Records for this task:
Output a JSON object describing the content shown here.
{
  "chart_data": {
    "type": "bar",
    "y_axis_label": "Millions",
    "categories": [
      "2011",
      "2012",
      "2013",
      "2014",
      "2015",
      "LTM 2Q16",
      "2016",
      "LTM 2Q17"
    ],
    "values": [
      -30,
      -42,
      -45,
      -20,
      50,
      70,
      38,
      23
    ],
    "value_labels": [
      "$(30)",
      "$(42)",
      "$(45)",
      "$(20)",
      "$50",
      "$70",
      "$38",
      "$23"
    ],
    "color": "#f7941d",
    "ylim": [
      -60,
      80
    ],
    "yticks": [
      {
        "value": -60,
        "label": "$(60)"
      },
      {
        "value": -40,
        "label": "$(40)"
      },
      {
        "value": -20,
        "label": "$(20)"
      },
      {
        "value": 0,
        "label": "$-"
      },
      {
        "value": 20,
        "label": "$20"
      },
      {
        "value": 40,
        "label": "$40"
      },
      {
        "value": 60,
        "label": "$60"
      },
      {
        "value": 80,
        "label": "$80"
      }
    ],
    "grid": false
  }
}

Short task: Every entry should be output exactly as written, please.

Complete answer:
Output a JSON object describing the content shown here.
{
  "chart_data": {
    "type": "bar",
    "y_axis_label": "Millions",
    "categories": [
      "2011",
      "2012",
      "2013",
      "2014",
      "2015",
      "LTM 2Q16",
      "2016",
      "LTM 2Q17"
    ],
    "values": [
      -30,
      -42,
      -45,
      -20,
      50,
      70,
      38,
      23
    ],
    "value_labels": [
      "$(30)",
      "$(42)",
      "$(45)",
      "$(20)",
      "$50",
      "$70",
      "$38",
      "$23"
    ],
    "color": "#f7941d",
    "ylim": [
      -60,
      80
    ],
    "yticks": [
      {
        "value": -60,
        "label": "$(60)"
      },
      {
        "value": -40,
        "label": "$(40)"
      },
      {
        "value": -20,
        "label": "$(20)"
      },
      {
        "value": 0,
        "label": "$-"
      },
      {
        "value": 20,
        "label": "$20"
      },
      {
        "value": 40,
        "label": "$40"
      },
      {
        "value": 60,
        "label": "$60"
      },
      {
        "value": 80,
        "label": "$80"
      }
    ],
    "grid": false
  }
}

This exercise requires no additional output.